## BEGIN
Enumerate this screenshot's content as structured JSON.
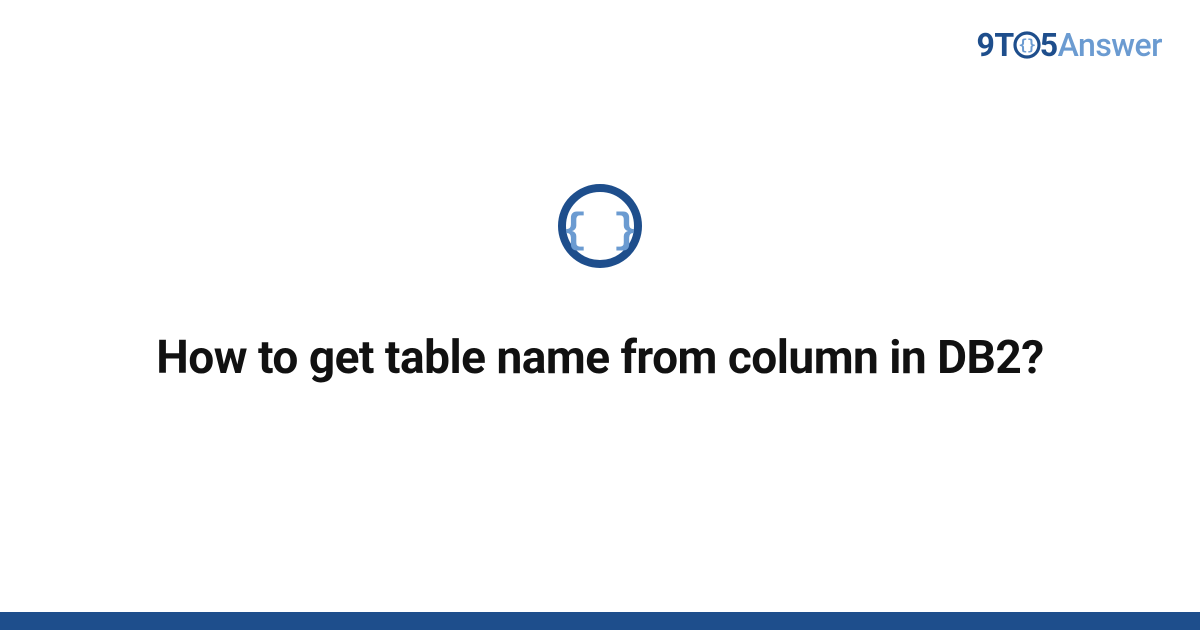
{
  "logo": {
    "part_nine_t": "9T",
    "part_five": "5",
    "part_answer": "Answer"
  },
  "icon": {
    "name": "curly-braces-icon"
  },
  "question": {
    "title": "How to get table name from column in DB2?"
  },
  "colors": {
    "brand_dark": "#1e4e8c",
    "brand_light": "#6b9bd1"
  }
}
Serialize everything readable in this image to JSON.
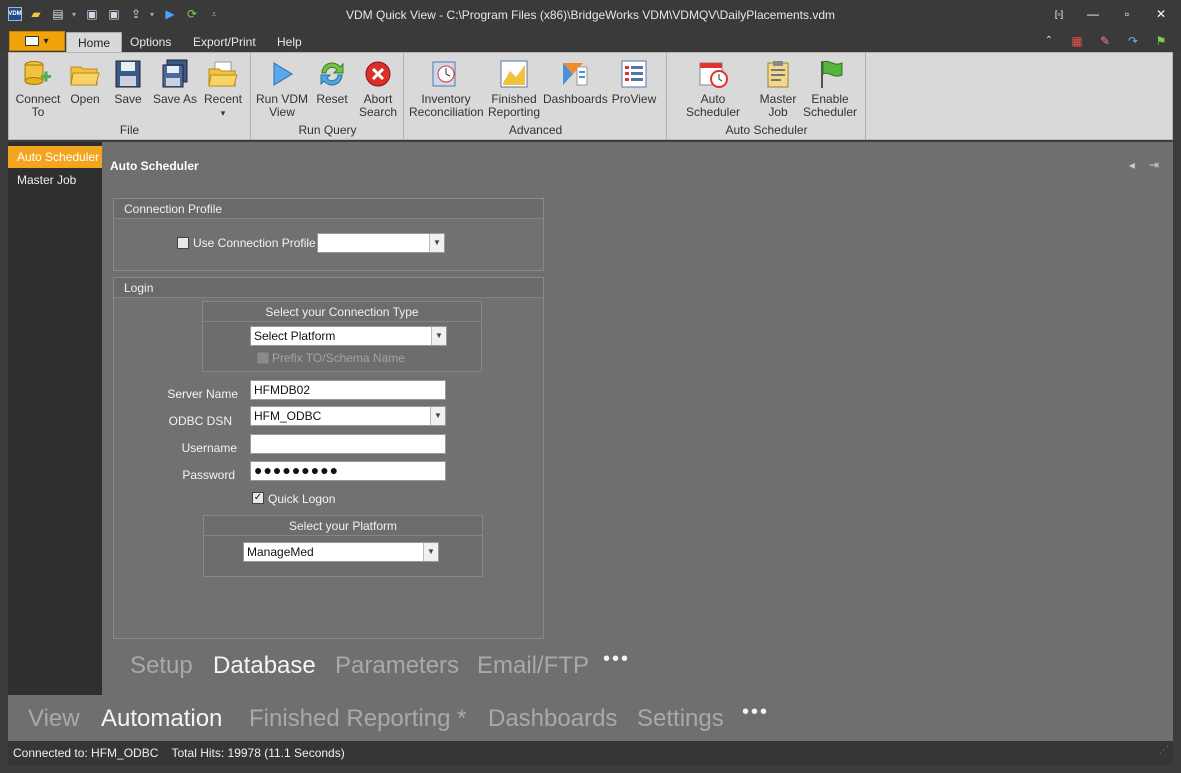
{
  "window": {
    "title": "VDM Quick View - C:\\Program Files (x86)\\BridgeWorks VDM\\VDMQV\\DailyPlacements.vdm",
    "logo_text": "VDM"
  },
  "ribbon_tabs": [
    "Home",
    "Options",
    "Export/Print",
    "Help"
  ],
  "ribbon": {
    "groups": [
      {
        "title": "File",
        "buttons": [
          "Connect\nTo",
          "Open",
          "Save",
          "Save As",
          "Recent"
        ]
      },
      {
        "title": "Run Query",
        "buttons": [
          "Run VDM\nView",
          "Reset",
          "Abort\nSearch"
        ]
      },
      {
        "title": "Advanced",
        "buttons": [
          "Inventory\nReconciliation",
          "Finished\nReporting",
          "Dashboards",
          "ProView"
        ]
      },
      {
        "title": "Auto Scheduler",
        "buttons": [
          "Auto Scheduler",
          "Master\nJob",
          "Enable\nScheduler"
        ]
      }
    ],
    "recent_arrow": "▾"
  },
  "left_nav": {
    "items": [
      "Auto Scheduler",
      "Master Job"
    ],
    "active_index": 0
  },
  "panel": {
    "title": "Auto Scheduler"
  },
  "connection_profile": {
    "header": "Connection Profile",
    "use_label": "Use Connection Profile",
    "use_checked": false,
    "profile_value": ""
  },
  "login": {
    "header": "Login",
    "connection_type": {
      "header": "Select your Connection Type",
      "platform_value": "Select Platform",
      "prefix_label": "Prefix TO/Schema Name",
      "prefix_enabled": false
    },
    "server_name_label": "Server Name",
    "server_name_value": "HFMDB02",
    "odbc_dsn_label": "ODBC DSN",
    "odbc_dsn_value": "HFM_ODBC",
    "username_label": "Username",
    "username_value": "",
    "password_label": "Password",
    "password_value": "●●●●●●●●●",
    "quick_logon_label": "Quick Logon",
    "quick_logon_checked": true,
    "platform_box": {
      "header": "Select your Platform",
      "value": "ManageMed"
    }
  },
  "sub_tabs": [
    "Setup",
    "Database",
    "Parameters",
    "Email/FTP",
    "•••"
  ],
  "sub_tabs_active": 1,
  "bottom_tabs": [
    "View",
    "Automation",
    "Finished Reporting *",
    "Dashboards",
    "Settings",
    "•••"
  ],
  "bottom_tabs_active": 1,
  "status": {
    "text": "Connected to: HFM_ODBC    Total Hits: 19978 (11.1 Seconds)"
  },
  "colors": {
    "accent": "#f4a520",
    "panel_bg": "#6f6f6f",
    "ribbon_bg": "#d9d9d9",
    "chrome_bg": "#3a3a3a"
  }
}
## END
**INSTRUCTION**
Every entry above needs to be retyped exactly; drop the pictures.

**REPLY**
Enumerate this screenshot's content as structured JSON.
{
  "logo": {
    "part_nine_t": "9T",
    "part_five": "5",
    "part_answer": "Answer"
  },
  "icon": {
    "name": "curly-braces-icon"
  },
  "question": {
    "title": "How to get table name from column in DB2?"
  },
  "colors": {
    "brand_dark": "#1e4e8c",
    "brand_light": "#6b9bd1"
  }
}
Serialize everything readable in this image to JSON.
{
  "window": {
    "title": "VDM Quick View - C:\\Program Files (x86)\\BridgeWorks VDM\\VDMQV\\DailyPlacements.vdm",
    "logo_text": "VDM"
  },
  "ribbon_tabs": [
    "Home",
    "Options",
    "Export/Print",
    "Help"
  ],
  "ribbon": {
    "groups": [
      {
        "title": "File",
        "buttons": [
          "Connect\nTo",
          "Open",
          "Save",
          "Save As",
          "Recent"
        ]
      },
      {
        "title": "Run Query",
        "buttons": [
          "Run VDM\nView",
          "Reset",
          "Abort\nSearch"
        ]
      },
      {
        "title": "Advanced",
        "buttons": [
          "Inventory\nReconciliation",
          "Finished\nReporting",
          "Dashboards",
          "ProView"
        ]
      },
      {
        "title": "Auto Scheduler",
        "buttons": [
          "Auto Scheduler",
          "Master\nJob",
          "Enable\nScheduler"
        ]
      }
    ],
    "recent_arrow": "▾"
  },
  "left_nav": {
    "items": [
      "Auto Scheduler",
      "Master Job"
    ],
    "active_index": 0
  },
  "panel": {
    "title": "Auto Scheduler"
  },
  "connection_profile": {
    "header": "Connection Profile",
    "use_label": "Use Connection Profile",
    "use_checked": false,
    "profile_value": ""
  },
  "login": {
    "header": "Login",
    "connection_type": {
      "header": "Select your Connection Type",
      "platform_value": "Select Platform",
      "prefix_label": "Prefix TO/Schema Name",
      "prefix_enabled": false
    },
    "server_name_label": "Server Name",
    "server_name_value": "HFMDB02",
    "odbc_dsn_label": "ODBC DSN",
    "odbc_dsn_value": "HFM_ODBC",
    "username_label": "Username",
    "username_value": "",
    "password_label": "Password",
    "password_value": "●●●●●●●●●",
    "quick_logon_label": "Quick Logon",
    "quick_logon_checked": true,
    "platform_box": {
      "header": "Select your Platform",
      "value": "ManageMed"
    }
  },
  "sub_tabs": [
    "Setup",
    "Database",
    "Parameters",
    "Email/FTP",
    "•••"
  ],
  "sub_tabs_active": 1,
  "bottom_tabs": [
    "View",
    "Automation",
    "Finished Reporting *",
    "Dashboards",
    "Settings",
    "•••"
  ],
  "bottom_tabs_active": 1,
  "status": {
    "text": "Connected to: HFM_ODBC    Total Hits: 19978 (11.1 Seconds)"
  },
  "colors": {
    "accent": "#f4a520",
    "panel_bg": "#6f6f6f",
    "ribbon_bg": "#d9d9d9",
    "chrome_bg": "#3a3a3a"
  }
}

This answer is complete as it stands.